• [DATA EXTRACT]
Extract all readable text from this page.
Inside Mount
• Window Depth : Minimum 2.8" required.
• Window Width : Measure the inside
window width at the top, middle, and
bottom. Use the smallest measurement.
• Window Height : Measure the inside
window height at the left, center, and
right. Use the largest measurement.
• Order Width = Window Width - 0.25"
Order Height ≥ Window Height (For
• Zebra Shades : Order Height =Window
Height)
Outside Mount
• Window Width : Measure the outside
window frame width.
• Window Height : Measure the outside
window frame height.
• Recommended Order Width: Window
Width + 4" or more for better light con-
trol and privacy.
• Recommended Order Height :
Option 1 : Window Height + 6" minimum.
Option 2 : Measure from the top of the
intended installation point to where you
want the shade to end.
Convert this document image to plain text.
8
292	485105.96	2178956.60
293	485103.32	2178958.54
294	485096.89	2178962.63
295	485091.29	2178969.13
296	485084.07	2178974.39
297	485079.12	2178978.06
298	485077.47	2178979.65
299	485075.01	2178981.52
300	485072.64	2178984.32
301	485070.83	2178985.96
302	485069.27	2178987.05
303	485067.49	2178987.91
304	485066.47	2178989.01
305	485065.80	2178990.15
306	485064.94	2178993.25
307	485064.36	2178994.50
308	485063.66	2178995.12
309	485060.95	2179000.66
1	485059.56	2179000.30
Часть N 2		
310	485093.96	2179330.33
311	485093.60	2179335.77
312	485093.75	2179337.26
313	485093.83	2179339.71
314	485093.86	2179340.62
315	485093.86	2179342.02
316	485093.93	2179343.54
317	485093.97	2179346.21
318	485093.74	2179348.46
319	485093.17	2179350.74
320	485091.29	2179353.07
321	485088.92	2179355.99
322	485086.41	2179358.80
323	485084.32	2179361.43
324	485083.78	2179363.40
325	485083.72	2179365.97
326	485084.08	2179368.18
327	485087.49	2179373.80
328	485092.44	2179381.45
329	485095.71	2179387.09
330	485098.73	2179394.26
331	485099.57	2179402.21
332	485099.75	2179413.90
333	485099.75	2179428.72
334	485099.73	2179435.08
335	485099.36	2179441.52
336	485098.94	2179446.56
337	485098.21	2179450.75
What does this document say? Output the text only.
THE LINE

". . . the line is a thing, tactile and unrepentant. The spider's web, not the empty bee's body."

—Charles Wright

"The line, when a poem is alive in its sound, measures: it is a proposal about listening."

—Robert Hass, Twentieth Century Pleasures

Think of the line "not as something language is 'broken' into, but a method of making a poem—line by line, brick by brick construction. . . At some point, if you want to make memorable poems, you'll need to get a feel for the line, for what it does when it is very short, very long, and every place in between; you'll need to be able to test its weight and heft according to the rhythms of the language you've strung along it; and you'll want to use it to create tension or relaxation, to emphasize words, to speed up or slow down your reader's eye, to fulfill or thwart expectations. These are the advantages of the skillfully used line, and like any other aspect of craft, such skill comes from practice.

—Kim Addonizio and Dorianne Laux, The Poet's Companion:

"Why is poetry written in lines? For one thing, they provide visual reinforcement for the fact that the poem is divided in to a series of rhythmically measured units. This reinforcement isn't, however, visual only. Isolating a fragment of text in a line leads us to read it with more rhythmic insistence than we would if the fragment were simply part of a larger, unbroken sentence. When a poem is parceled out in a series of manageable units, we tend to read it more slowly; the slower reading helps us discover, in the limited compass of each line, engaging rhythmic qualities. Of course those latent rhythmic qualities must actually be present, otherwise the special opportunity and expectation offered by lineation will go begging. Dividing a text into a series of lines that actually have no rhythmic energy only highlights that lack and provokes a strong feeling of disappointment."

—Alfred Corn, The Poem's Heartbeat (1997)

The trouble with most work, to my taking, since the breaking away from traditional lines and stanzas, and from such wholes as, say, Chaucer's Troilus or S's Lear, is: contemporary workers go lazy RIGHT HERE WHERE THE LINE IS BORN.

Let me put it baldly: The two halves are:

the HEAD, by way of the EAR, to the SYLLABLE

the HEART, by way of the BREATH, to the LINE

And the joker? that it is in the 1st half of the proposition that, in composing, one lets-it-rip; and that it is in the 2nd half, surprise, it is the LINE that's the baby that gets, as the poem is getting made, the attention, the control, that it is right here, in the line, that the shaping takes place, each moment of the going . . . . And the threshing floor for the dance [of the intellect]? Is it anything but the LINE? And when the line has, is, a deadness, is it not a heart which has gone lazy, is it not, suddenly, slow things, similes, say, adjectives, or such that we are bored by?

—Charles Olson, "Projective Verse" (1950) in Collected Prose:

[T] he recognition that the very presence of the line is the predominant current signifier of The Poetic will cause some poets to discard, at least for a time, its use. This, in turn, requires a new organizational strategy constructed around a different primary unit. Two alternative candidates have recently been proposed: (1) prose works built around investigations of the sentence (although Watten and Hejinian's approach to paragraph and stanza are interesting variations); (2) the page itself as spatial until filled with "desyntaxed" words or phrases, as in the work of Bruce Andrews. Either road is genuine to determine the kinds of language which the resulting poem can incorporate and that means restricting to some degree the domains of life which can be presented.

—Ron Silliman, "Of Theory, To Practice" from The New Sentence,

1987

• [WORK REQUIRED] Return all of the data exactly as it reads.

• [RESULT]
Extract all readable text from this page.
Inside Mount
• Window Depth : Minimum 2.8" required.
• Window Width : Measure the inside
window width at the top, middle, and
bottom. Use the smallest measurement.
• Window Height : Measure the inside
window height at the left, center, and
right. Use the largest measurement.
• Order Width = Window Width - 0.25"
Order Height ≥ Window Height (For
• Zebra Shades : Order Height =Window
Height)
Outside Mount
• Window Width : Measure the outside
window frame width.
• Window Height : Measure the outside
window frame height.
• Recommended Order Width: Window
Width + 4" or more for better light con-
trol and privacy.
• Recommended Order Height :
Option 1 : Window Height + 6" minimum.
Option 2 : Measure from the top of the
intended installation point to where you
want the shade to end.
Convert this document image to plain text.
8
292	485105.96	2178956.60
293	485103.32	2178958.54
294	485096.89	2178962.63
295	485091.29	2178969.13
296	485084.07	2178974.39
297	485079.12	2178978.06
298	485077.47	2178979.65
299	485075.01	2178981.52
300	485072.64	2178984.32
301	485070.83	2178985.96
302	485069.27	2178987.05
303	485067.49	2178987.91
304	485066.47	2178989.01
305	485065.80	2178990.15
306	485064.94	2178993.25
307	485064.36	2178994.50
308	485063.66	2178995.12
309	485060.95	2179000.66
1	485059.56	2179000.30
Часть N 2		
310	485093.96	2179330.33
311	485093.60	2179335.77
312	485093.75	2179337.26
313	485093.83	2179339.71
314	485093.86	2179340.62
315	485093.86	2179342.02
316	485093.93	2179343.54
317	485093.97	2179346.21
318	485093.74	2179348.46
319	485093.17	2179350.74
320	485091.29	2179353.07
321	485088.92	2179355.99
322	485086.41	2179358.80
323	485084.32	2179361.43
324	485083.78	2179363.40
325	485083.72	2179365.97
326	485084.08	2179368.18
327	485087.49	2179373.80
328	485092.44	2179381.45
329	485095.71	2179387.09
330	485098.73	2179394.26
331	485099.57	2179402.21
332	485099.75	2179413.90
333	485099.75	2179428.72
334	485099.73	2179435.08
335	485099.36	2179441.52
336	485098.94	2179446.56
337	485098.21	2179450.75
What does this document say? Output the text only.
THE LINE

". . . the line is a thing, tactile and unrepentant. The spider's web, not the empty bee's body."

—Charles Wright

"The line, when a poem is alive in its sound, measures: it is a proposal about listening."

—Robert Hass, Twentieth Century Pleasures

Think of the line "not as something language is 'broken' into, but a method of making a poem—line by line, brick by brick construction. . . At some point, if you want to make memorable poems, you'll need to get a feel for the line, for what it does when it is very short, very long, and every place in between; you'll need to be able to test its weight and heft according to the rhythms of the language you've strung along it; and you'll want to use it to create tension or relaxation, to emphasize words, to speed up or slow down your reader's eye, to fulfill or thwart expectations. These are the advantages of the skillfully used line, and like any other aspect of craft, such skill comes from practice.

—Kim Addonizio and Dorianne Laux, The Poet's Companion:

"Why is poetry written in lines? For one thing, they provide visual reinforcement for the fact that the poem is divided in to a series of rhythmically measured units. This reinforcement isn't, however, visual only. Isolating a fragment of text in a line leads us to read it with more rhythmic insistence than we would if the fragment were simply part of a larger, unbroken sentence. When a poem is parceled out in a series of manageable units, we tend to read it more slowly; the slower reading helps us discover, in the limited compass of each line, engaging rhythmic qualities. Of course those latent rhythmic qualities must actually be present, otherwise the special opportunity and expectation offered by lineation will go begging. Dividing a text into a series of lines that actually have no rhythmic energy only highlights that lack and provokes a strong feeling of disappointment."

—Alfred Corn, The Poem's Heartbeat (1997)

The trouble with most work, to my taking, since the breaking away from traditional lines and stanzas, and from such wholes as, say, Chaucer's Troilus or S's Lear, is: contemporary workers go lazy RIGHT HERE WHERE THE LINE IS BORN.

Let me put it baldly: The two halves are:

the HEAD, by way of the EAR, to the SYLLABLE

the HEART, by way of the BREATH, to the LINE

And the joker? that it is in the 1st half of the proposition that, in composing, one lets-it-rip; and that it is in the 2nd half, surprise, it is the LINE that's the baby that gets, as the poem is getting made, the attention, the control, that it is right here, in the line, that the shaping takes place, each moment of the going . . . . And the threshing floor for the dance [of the intellect]? Is it anything but the LINE? And when the line has, is, a deadness, is it not a heart which has gone lazy, is it not, suddenly, slow things, similes, say, adjectives, or such that we are bored by?

—Charles Olson, "Projective Verse" (1950) in Collected Prose:

[T] he recognition that the very presence of the line is the predominant current signifier of The Poetic will cause some poets to discard, at least for a time, its use. This, in turn, requires a new organizational strategy constructed around a different primary unit. Two alternative candidates have recently been proposed: (1) prose works built around investigations of the sentence (although Watten and Hejinian's approach to paragraph and stanza are interesting variations); (2) the page itself as spatial until filled with "desyntaxed" words or phrases, as in the work of Bruce Andrews. Either road is genuine to determine the kinds of language which the resulting poem can incorporate and that means restricting to some degree the domains of life which can be presented.

—Ron Silliman, "Of Theory, To Practice" from The New Sentence,

1987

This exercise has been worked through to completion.